Task to complete. Every line below is to be quoted exactly, with nothing added or dropped.

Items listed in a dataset
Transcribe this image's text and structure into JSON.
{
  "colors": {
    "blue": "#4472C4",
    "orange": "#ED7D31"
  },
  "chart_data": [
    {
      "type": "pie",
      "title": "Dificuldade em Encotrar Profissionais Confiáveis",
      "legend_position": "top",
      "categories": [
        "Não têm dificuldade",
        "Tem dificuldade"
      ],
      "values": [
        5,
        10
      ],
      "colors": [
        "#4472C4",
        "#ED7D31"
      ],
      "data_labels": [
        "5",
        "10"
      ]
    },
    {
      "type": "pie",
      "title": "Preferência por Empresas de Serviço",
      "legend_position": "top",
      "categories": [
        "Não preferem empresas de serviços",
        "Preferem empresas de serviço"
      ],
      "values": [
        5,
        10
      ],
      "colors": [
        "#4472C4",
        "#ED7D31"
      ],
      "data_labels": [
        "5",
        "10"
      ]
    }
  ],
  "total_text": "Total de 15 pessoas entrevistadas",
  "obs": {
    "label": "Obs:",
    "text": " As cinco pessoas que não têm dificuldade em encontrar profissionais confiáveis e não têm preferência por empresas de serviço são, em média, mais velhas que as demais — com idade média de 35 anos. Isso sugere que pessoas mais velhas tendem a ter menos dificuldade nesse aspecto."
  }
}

Response below.
Transcribe this image's text and structure into JSON.
{
  "colors": {
    "blue": "#4472C4",
    "orange": "#ED7D31"
  },
  "chart_data": [
    {
      "type": "pie",
      "title": "Dificuldade em Encotrar Profissionais Confiáveis",
      "legend_position": "top",
      "categories": [
        "Não têm dificuldade",
        "Tem dificuldade"
      ],
      "values": [
        5,
        10
      ],
      "colors": [
        "#4472C4",
        "#ED7D31"
      ],
      "data_labels": [
        "5",
        "10"
      ]
    },
    {
      "type": "pie",
      "title": "Preferência por Empresas de Serviço",
      "legend_position": "top",
      "categories": [
        "Não preferem empresas de serviços",
        "Preferem empresas de serviço"
      ],
      "values": [
        5,
        10
      ],
      "colors": [
        "#4472C4",
        "#ED7D31"
      ],
      "data_labels": [
        "5",
        "10"
      ]
    }
  ],
  "total_text": "Total de 15 pessoas entrevistadas",
  "obs": {
    "label": "Obs:",
    "text": " As cinco pessoas que não têm dificuldade em encontrar profissionais confiáveis e não têm preferência por empresas de serviço são, em média, mais velhas que as demais — com idade média de 35 anos. Isso sugere que pessoas mais velhas tendem a ter menos dificuldade nesse aspecto."
  }
}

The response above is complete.